## BEGIN Information provided

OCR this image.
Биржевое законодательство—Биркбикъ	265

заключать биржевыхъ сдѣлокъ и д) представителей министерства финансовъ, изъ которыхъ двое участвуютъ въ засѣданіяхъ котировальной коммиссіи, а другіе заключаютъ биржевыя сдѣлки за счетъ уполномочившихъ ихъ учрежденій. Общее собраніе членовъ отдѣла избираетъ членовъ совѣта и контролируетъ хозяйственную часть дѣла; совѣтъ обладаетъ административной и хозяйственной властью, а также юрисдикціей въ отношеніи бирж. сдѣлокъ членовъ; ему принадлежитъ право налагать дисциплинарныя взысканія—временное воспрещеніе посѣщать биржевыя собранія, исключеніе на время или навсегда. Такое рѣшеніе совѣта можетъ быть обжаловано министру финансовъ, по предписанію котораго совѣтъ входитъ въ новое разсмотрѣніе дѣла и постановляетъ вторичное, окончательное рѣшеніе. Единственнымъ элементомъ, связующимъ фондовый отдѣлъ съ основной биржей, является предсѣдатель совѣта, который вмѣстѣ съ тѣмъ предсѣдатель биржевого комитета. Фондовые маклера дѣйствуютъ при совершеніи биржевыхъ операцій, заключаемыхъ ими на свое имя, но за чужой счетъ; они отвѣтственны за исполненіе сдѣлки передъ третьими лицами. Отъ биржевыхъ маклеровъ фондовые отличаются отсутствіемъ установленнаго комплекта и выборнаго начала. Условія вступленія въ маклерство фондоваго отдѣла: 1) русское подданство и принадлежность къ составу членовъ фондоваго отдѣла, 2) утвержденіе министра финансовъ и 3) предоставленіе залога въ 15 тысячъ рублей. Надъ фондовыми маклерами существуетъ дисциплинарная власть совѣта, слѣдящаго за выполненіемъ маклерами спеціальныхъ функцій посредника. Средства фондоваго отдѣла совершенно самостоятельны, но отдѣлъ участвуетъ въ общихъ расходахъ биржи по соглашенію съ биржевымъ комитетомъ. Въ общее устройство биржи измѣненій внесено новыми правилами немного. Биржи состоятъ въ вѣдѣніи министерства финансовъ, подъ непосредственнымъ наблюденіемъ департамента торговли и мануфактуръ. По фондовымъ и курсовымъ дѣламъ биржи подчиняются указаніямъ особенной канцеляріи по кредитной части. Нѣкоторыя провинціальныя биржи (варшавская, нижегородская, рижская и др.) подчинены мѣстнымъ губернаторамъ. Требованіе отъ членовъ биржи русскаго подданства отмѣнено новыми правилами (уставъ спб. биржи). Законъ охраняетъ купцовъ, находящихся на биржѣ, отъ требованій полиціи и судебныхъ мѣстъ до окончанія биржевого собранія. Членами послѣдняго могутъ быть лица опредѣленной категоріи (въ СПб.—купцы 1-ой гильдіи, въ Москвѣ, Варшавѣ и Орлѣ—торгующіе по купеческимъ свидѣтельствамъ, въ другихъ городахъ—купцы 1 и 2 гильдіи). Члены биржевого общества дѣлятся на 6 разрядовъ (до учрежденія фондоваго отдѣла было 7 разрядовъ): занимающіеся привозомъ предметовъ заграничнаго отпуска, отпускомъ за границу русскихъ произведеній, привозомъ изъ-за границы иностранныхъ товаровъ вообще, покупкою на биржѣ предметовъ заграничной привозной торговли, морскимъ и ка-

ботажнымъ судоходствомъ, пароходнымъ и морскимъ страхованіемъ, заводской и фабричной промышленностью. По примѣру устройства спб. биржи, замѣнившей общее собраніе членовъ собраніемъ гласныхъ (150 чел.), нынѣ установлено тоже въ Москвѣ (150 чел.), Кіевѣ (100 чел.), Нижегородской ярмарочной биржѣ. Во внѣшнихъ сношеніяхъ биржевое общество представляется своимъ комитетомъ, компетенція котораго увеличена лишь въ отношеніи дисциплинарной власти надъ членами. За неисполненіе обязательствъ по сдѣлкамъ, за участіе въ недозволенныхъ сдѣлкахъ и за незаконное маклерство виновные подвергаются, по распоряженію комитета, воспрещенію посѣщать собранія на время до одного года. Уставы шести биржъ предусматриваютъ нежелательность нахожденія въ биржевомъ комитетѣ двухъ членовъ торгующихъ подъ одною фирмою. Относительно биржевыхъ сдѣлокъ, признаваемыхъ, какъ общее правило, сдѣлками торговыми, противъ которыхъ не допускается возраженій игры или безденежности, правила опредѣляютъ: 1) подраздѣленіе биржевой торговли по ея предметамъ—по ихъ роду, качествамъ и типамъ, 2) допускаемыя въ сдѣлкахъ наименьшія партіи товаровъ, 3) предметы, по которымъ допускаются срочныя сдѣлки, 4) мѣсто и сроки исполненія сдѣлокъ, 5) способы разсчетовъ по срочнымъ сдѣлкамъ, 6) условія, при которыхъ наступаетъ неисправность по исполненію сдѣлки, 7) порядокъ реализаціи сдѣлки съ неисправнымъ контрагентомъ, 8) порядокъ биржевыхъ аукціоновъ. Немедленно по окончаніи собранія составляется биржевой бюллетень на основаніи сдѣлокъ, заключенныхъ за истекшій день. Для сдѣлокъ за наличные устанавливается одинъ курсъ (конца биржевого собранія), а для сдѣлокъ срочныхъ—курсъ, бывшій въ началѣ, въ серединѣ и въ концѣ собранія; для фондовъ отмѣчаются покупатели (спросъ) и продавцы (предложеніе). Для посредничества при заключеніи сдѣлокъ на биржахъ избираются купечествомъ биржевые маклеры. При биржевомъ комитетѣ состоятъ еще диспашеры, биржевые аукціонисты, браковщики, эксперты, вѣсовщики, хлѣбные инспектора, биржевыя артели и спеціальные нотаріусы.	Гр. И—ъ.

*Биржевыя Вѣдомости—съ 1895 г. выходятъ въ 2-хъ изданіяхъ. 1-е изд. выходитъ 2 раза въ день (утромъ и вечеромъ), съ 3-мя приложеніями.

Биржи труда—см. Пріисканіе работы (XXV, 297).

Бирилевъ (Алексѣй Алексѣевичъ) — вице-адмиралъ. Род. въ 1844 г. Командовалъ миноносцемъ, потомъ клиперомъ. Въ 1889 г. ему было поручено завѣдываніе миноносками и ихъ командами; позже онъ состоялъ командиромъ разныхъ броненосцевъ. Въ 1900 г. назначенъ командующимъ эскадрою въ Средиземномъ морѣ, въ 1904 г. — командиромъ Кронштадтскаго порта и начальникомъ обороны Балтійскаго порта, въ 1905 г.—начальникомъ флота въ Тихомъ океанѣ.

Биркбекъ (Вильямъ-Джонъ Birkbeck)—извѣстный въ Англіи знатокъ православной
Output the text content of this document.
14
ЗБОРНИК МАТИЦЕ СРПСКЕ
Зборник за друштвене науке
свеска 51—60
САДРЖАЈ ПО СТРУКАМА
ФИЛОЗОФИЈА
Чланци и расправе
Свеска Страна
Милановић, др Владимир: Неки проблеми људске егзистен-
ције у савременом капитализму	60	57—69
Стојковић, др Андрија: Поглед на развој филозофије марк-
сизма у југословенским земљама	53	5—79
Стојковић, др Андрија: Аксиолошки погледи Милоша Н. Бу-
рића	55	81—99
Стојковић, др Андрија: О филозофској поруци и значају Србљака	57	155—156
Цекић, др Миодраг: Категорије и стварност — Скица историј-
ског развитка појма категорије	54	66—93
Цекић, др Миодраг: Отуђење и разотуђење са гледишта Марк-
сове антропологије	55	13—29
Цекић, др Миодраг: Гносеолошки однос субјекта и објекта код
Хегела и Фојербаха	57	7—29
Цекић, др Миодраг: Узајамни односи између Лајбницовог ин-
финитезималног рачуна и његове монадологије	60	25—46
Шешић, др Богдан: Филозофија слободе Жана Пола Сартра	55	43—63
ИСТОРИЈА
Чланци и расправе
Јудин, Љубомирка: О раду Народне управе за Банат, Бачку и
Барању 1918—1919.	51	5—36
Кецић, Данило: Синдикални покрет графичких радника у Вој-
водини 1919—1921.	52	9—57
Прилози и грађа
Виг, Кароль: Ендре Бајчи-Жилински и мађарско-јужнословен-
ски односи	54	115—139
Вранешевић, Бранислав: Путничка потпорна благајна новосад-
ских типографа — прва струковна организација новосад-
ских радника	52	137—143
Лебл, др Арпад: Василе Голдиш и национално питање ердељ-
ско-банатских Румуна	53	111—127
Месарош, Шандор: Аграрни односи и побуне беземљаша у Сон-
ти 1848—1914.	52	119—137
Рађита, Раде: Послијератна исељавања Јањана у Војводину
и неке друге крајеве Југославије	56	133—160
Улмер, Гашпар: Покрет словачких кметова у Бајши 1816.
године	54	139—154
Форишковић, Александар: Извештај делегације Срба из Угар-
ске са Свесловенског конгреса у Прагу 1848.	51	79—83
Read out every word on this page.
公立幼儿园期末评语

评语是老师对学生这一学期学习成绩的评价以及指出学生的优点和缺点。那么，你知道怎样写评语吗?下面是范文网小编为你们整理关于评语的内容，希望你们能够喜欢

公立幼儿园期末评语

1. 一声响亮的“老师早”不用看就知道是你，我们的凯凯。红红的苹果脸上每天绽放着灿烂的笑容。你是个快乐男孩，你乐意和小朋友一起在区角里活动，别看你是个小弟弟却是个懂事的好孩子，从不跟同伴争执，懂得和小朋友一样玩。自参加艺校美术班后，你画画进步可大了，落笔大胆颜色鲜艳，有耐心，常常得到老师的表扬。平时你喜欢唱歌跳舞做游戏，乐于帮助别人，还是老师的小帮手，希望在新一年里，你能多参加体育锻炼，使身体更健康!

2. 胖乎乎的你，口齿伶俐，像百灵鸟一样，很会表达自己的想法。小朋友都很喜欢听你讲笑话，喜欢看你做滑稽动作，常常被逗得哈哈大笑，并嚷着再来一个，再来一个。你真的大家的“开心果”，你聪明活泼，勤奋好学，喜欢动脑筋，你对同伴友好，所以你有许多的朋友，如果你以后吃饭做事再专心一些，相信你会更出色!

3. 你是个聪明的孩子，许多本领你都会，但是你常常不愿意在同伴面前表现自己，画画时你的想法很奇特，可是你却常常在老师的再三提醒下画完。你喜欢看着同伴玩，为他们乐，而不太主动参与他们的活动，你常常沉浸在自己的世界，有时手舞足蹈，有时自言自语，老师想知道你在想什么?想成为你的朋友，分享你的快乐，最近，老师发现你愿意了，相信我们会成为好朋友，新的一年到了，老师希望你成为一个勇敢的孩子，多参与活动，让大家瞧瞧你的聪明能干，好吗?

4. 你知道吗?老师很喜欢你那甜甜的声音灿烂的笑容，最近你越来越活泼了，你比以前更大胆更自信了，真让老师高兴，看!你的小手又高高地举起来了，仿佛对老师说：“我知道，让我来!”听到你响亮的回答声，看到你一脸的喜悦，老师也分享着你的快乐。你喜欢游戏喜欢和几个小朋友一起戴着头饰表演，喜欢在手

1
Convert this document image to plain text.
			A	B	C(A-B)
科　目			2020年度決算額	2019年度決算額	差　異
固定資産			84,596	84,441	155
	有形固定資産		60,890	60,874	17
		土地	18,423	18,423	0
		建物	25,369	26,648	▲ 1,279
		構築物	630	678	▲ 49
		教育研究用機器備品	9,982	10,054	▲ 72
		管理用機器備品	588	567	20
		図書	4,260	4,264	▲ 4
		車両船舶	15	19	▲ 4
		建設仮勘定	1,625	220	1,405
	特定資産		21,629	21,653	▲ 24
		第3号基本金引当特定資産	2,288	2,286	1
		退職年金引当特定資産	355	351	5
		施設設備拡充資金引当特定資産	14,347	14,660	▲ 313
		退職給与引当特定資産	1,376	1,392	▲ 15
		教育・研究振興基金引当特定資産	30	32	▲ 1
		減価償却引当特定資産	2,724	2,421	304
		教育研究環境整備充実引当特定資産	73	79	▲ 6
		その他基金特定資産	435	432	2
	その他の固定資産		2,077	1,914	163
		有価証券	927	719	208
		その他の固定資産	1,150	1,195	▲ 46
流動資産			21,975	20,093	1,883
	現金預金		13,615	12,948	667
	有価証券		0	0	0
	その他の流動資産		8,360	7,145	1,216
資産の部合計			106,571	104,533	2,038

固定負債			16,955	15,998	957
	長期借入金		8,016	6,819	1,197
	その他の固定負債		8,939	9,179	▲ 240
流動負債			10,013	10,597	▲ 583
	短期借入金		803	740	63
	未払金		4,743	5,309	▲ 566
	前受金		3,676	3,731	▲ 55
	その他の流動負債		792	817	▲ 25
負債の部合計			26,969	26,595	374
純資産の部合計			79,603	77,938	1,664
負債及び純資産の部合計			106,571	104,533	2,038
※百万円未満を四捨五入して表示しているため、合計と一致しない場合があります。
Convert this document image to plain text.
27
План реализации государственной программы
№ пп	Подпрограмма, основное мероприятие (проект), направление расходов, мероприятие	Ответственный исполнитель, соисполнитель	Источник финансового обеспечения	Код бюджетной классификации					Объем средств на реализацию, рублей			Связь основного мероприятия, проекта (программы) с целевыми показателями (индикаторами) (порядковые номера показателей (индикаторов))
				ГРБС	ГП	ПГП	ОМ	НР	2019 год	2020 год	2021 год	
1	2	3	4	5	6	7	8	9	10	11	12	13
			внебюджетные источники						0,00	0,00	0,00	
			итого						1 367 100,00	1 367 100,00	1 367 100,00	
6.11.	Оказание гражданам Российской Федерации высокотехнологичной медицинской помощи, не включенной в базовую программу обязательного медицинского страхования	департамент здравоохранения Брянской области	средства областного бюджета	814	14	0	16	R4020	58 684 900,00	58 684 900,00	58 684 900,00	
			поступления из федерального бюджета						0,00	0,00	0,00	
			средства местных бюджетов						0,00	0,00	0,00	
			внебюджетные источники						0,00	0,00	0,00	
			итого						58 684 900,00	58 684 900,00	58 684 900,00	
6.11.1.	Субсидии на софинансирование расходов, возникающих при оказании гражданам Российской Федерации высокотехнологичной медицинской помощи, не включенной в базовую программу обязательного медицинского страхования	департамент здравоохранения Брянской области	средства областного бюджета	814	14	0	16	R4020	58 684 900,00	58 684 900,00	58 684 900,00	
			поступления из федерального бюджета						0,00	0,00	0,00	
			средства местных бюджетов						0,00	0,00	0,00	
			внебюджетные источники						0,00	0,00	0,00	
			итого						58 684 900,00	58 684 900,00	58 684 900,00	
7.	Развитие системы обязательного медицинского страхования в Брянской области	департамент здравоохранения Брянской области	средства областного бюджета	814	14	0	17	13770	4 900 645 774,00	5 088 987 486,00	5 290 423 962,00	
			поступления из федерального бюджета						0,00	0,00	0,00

## END Information provided

**Task prompt**
Go through the material above and count the lines that contain "Стојковић"; give that number alone.

**Task answer**
3